Extracted records
____________

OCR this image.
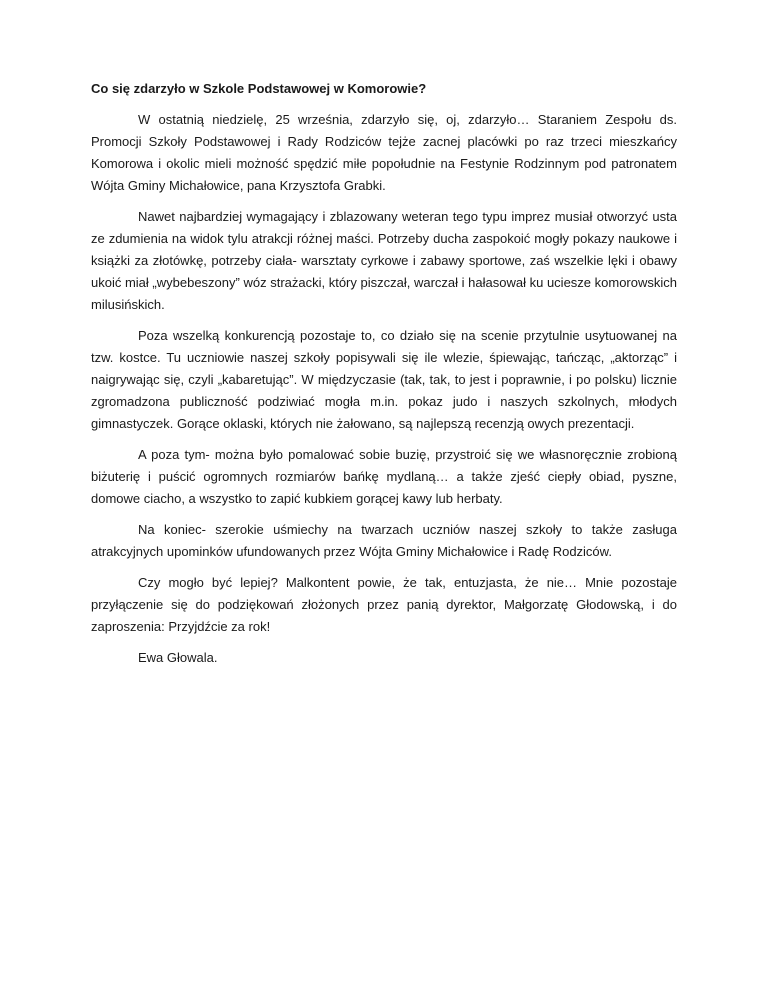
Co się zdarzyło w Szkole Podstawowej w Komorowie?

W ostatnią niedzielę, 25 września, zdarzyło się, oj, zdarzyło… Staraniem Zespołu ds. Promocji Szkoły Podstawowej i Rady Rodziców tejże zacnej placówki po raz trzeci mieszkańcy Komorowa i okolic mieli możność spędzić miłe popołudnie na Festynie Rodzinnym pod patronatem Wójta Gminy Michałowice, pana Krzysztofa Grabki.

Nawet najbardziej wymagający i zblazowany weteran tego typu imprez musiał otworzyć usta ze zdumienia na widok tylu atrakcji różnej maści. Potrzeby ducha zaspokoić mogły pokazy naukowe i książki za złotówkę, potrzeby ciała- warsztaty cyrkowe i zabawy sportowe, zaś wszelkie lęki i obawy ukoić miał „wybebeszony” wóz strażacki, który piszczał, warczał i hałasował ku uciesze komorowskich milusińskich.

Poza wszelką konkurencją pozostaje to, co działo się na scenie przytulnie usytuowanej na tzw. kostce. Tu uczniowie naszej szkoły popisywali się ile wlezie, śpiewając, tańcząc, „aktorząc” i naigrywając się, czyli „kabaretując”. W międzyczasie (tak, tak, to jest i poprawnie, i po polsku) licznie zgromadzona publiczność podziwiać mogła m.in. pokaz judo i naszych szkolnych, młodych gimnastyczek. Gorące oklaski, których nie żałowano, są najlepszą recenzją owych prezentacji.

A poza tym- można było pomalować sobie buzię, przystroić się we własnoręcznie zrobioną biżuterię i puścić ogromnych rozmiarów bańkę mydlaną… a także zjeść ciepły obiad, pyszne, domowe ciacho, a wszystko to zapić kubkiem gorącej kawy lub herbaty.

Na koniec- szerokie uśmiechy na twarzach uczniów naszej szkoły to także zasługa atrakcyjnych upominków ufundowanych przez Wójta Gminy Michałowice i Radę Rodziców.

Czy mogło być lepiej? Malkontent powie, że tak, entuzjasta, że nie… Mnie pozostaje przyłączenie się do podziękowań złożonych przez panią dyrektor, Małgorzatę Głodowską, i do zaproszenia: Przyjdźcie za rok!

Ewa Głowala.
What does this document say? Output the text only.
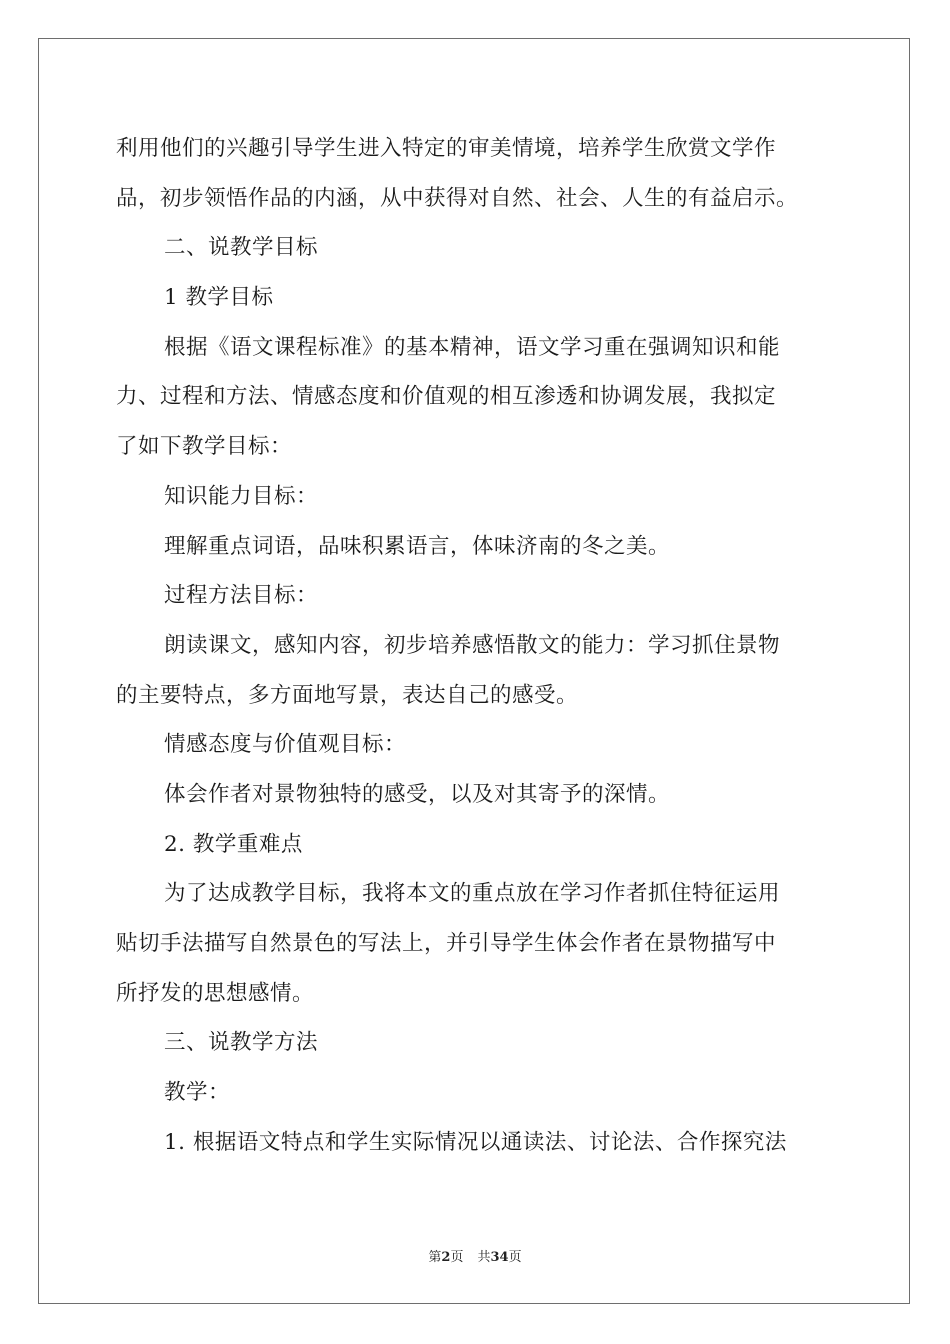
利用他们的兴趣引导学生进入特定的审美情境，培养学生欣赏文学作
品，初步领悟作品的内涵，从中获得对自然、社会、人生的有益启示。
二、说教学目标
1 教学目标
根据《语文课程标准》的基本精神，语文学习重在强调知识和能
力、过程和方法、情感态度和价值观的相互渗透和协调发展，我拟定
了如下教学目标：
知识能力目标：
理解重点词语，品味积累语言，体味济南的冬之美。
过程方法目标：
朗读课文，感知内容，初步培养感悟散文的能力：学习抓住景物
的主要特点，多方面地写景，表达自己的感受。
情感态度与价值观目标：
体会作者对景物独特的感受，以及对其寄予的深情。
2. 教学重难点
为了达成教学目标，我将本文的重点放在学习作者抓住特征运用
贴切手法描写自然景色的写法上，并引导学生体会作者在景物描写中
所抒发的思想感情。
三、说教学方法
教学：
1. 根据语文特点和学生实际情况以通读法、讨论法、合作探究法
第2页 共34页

____________

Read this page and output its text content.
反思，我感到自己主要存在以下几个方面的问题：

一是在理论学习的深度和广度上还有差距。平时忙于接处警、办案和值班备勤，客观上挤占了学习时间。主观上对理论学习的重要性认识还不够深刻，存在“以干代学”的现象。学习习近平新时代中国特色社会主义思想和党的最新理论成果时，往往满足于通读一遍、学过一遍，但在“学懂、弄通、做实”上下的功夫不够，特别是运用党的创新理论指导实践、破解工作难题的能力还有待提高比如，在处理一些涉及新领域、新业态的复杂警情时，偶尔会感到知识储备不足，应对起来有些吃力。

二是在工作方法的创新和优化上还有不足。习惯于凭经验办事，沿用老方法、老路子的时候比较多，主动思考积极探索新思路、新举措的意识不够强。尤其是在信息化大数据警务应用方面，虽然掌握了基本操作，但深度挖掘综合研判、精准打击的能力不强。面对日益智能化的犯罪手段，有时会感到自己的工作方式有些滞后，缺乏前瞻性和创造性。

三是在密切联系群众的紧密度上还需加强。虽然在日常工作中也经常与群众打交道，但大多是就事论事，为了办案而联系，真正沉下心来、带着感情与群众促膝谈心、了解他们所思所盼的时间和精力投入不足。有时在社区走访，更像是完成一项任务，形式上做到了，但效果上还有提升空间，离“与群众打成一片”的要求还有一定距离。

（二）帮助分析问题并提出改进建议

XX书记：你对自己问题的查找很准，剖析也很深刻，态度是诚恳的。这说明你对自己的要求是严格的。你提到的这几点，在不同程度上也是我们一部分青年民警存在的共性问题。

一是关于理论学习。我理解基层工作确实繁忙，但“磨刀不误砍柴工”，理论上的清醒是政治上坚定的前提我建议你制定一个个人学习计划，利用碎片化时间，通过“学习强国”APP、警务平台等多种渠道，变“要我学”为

____________

Check each line of the entries above, and show every one holding the word "Rodziców".

**Correct output**
W ostatnią niedzielę, 25 września, zdarzyło się, oj, zdarzyło… Staraniem Zespołu ds. Promocji Szkoły Podstawowej i Rady Rodziców tejże zacnej placówki po raz trzeci mieszkańcy Komorowa i okolic mieli możność spędzić miłe popołudnie na Festynie Rodzinnym pod patronatem Wójta Gminy Michałowice, pana Krzysztofa Grabki.
Na koniec- szerokie uśmiechy na twarzach uczniów naszej szkoły to także zasługa atrakcyjnych upominków ufundowanych przez Wójta Gminy Michałowice i Radę Rodziców.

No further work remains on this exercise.